| Data excerpts |
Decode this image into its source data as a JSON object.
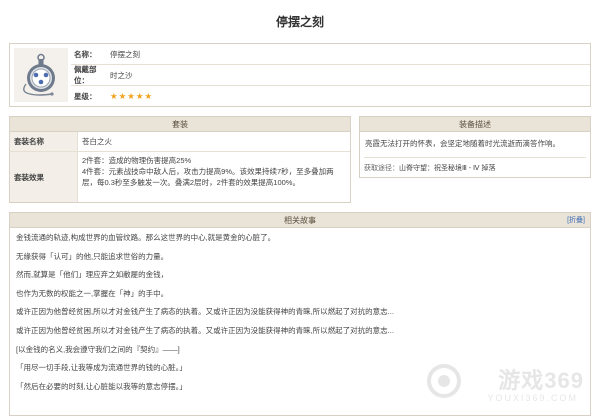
{
  "page": {
    "title": "停摆之刻"
  },
  "info": {
    "icon": "artifact-pocket-watch-icon",
    "rows": [
      {
        "label": "名称：",
        "value": "停摆之刻"
      },
      {
        "label": "佩戴部位：",
        "value": "时之沙"
      },
      {
        "label": "星级：",
        "stars": 5
      }
    ]
  },
  "set": {
    "header": "套装",
    "name_label": "套装名称",
    "name_value": "苍白之火",
    "effect_label": "套装效果",
    "effect_line1": "2件套：造成的物理伤害提高25%",
    "effect_line2": "4件套：元素战技命中敌人后，攻击力提高9%。该效果持续7秒，至多叠加两",
    "effect_line3": "层，每0.3秒至多触发一次。叠满2层时，2件套的效果提高100%。"
  },
  "equip": {
    "header": "装备描述",
    "desc": "亮霞无法打开的怀表，会坚定地随着时光流逝而滴答作响。",
    "source_label": "获取途径：",
    "source_value": "山脊守望：祝圣秘境Ⅲ - Ⅳ 掉落"
  },
  "story": {
    "header": "相关故事",
    "toggle": "[折叠]",
    "lines": [
      "金钱流通的轨迹,构成世界的血管纹路。那么这世界的中心,就是黄金的心脏了。",
      "无缘获得「认可」的他,只能追求世俗的力量。",
      "然而,就算是「他们」理应弃之如敝屣的金钱，",
      "也作为无数的权能之一,掌握在「神」的手中。",
      "或许正因为他曾经贫困,所以才对金钱产生了病态的执着。又或许正因为没能获得神的青睐,所以燃起了对抗的意志...",
      "或许正因为他曾经贫困,所以才对金钱产生了病态的执着。又或许正因为没能获得神的青睐,所以燃起了对抗的意志...",
      "[以金钱的名义,我会遵守我们之间的『契约』——]",
      "「用尽一切手段,让我等成为流通世界的钱的心脏。」",
      "「然后在必要的时刻,让心脏能以我等的意志停摆。」"
    ]
  },
  "watermark": {
    "brand": "游戏369",
    "url": "YOUXI369.COM"
  },
  "colors": {
    "accent": "#f0a21b",
    "header_bg": "#e9e3d8",
    "border": "#d9d2c4",
    "link": "#3f6db5"
  }
}
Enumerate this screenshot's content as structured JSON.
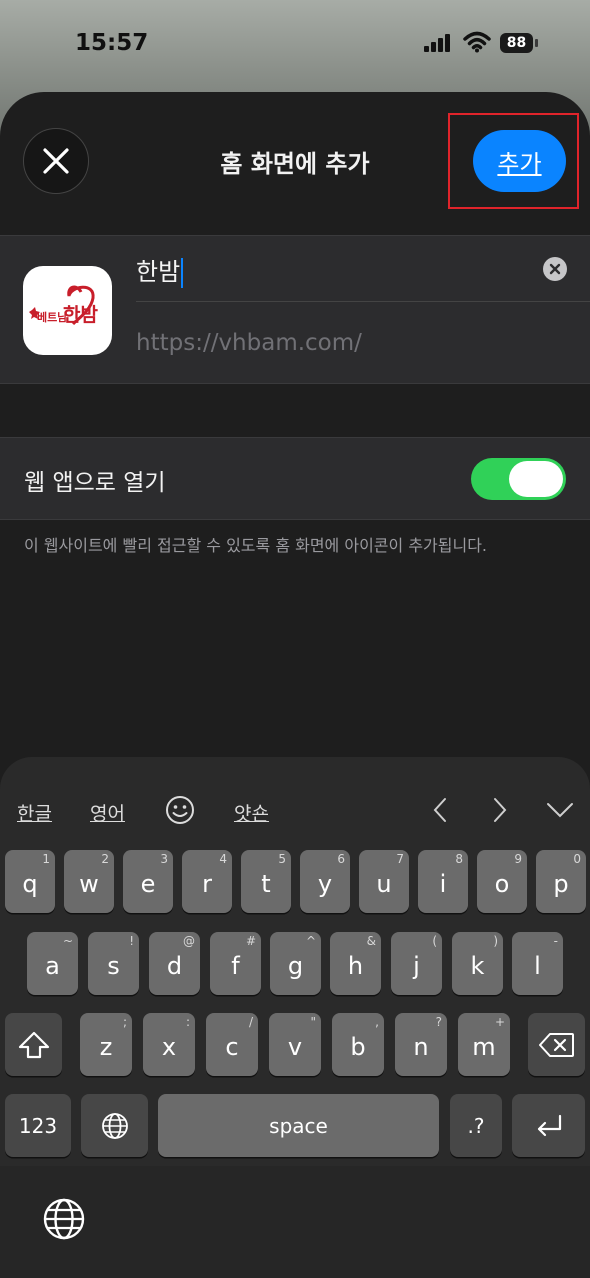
{
  "status_bar": {
    "time": "15:57",
    "battery": "88"
  },
  "header": {
    "title": "홈 화면에 추가",
    "add_label": "추가"
  },
  "app": {
    "name": "한밤",
    "url": "https://vhbam.com/",
    "icon_text_small": "베트남",
    "icon_text_big": "한밤"
  },
  "toggle": {
    "label": "웹 앱으로 열기",
    "on": true
  },
  "footnote": "이 웹사이트에 빨리 접근할 수 있도록 홈 화면에 아이콘이 추가됩니다.",
  "keyboard": {
    "suggestions": [
      "한글",
      "영어",
      "얏숀"
    ],
    "row1": [
      {
        "k": "q",
        "h": "1"
      },
      {
        "k": "w",
        "h": "2"
      },
      {
        "k": "e",
        "h": "3"
      },
      {
        "k": "r",
        "h": "4"
      },
      {
        "k": "t",
        "h": "5"
      },
      {
        "k": "y",
        "h": "6"
      },
      {
        "k": "u",
        "h": "7"
      },
      {
        "k": "i",
        "h": "8"
      },
      {
        "k": "o",
        "h": "9"
      },
      {
        "k": "p",
        "h": "0"
      }
    ],
    "row2": [
      {
        "k": "a",
        "h": "~"
      },
      {
        "k": "s",
        "h": "!"
      },
      {
        "k": "d",
        "h": "@"
      },
      {
        "k": "f",
        "h": "#"
      },
      {
        "k": "g",
        "h": "^"
      },
      {
        "k": "h",
        "h": "&"
      },
      {
        "k": "j",
        "h": "("
      },
      {
        "k": "k",
        "h": ")"
      },
      {
        "k": "l",
        "h": "-"
      }
    ],
    "row3": [
      {
        "k": "z",
        "h": ";"
      },
      {
        "k": "x",
        "h": ":"
      },
      {
        "k": "c",
        "h": "/"
      },
      {
        "k": "v",
        "h": "\""
      },
      {
        "k": "b",
        "h": ","
      },
      {
        "k": "n",
        "h": "?"
      },
      {
        "k": "m",
        "h": "+"
      }
    ],
    "numbers_label": "123",
    "space_label": "space",
    "punct_label": ".?"
  },
  "colors": {
    "accent": "#0a84ff",
    "toggle_on": "#30d158",
    "highlight": "#e0242b"
  }
}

| WHAT YOU HAVE TO DO |
Your task is to repeat exactly the lines from the one containing "Enumerate this screenshot's" through the end of the material, both included, and only those, without pictures.

| RESULT |
Enumerate this screenshot's content as structured JSON.
{
  "status_bar": {
    "time": "15:57",
    "battery": "88"
  },
  "header": {
    "title": "홈 화면에 추가",
    "add_label": "추가"
  },
  "app": {
    "name": "한밤",
    "url": "https://vhbam.com/",
    "icon_text_small": "베트남",
    "icon_text_big": "한밤"
  },
  "toggle": {
    "label": "웹 앱으로 열기",
    "on": true
  },
  "footnote": "이 웹사이트에 빨리 접근할 수 있도록 홈 화면에 아이콘이 추가됩니다.",
  "keyboard": {
    "suggestions": [
      "한글",
      "영어",
      "얏숀"
    ],
    "row1": [
      {
        "k": "q",
        "h": "1"
      },
      {
        "k": "w",
        "h": "2"
      },
      {
        "k": "e",
        "h": "3"
      },
      {
        "k": "r",
        "h": "4"
      },
      {
        "k": "t",
        "h": "5"
      },
      {
        "k": "y",
        "h": "6"
      },
      {
        "k": "u",
        "h": "7"
      },
      {
        "k": "i",
        "h": "8"
      },
      {
        "k": "o",
        "h": "9"
      },
      {
        "k": "p",
        "h": "0"
      }
    ],
    "row2": [
      {
        "k": "a",
        "h": "~"
      },
      {
        "k": "s",
        "h": "!"
      },
      {
        "k": "d",
        "h": "@"
      },
      {
        "k": "f",
        "h": "#"
      },
      {
        "k": "g",
        "h": "^"
      },
      {
        "k": "h",
        "h": "&"
      },
      {
        "k": "j",
        "h": "("
      },
      {
        "k": "k",
        "h": ")"
      },
      {
        "k": "l",
        "h": "-"
      }
    ],
    "row3": [
      {
        "k": "z",
        "h": ";"
      },
      {
        "k": "x",
        "h": ":"
      },
      {
        "k": "c",
        "h": "/"
      },
      {
        "k": "v",
        "h": "\""
      },
      {
        "k": "b",
        "h": ","
      },
      {
        "k": "n",
        "h": "?"
      },
      {
        "k": "m",
        "h": "+"
      }
    ],
    "numbers_label": "123",
    "space_label": "space",
    "punct_label": ".?"
  },
  "colors": {
    "accent": "#0a84ff",
    "toggle_on": "#30d158",
    "highlight": "#e0242b"
  }
}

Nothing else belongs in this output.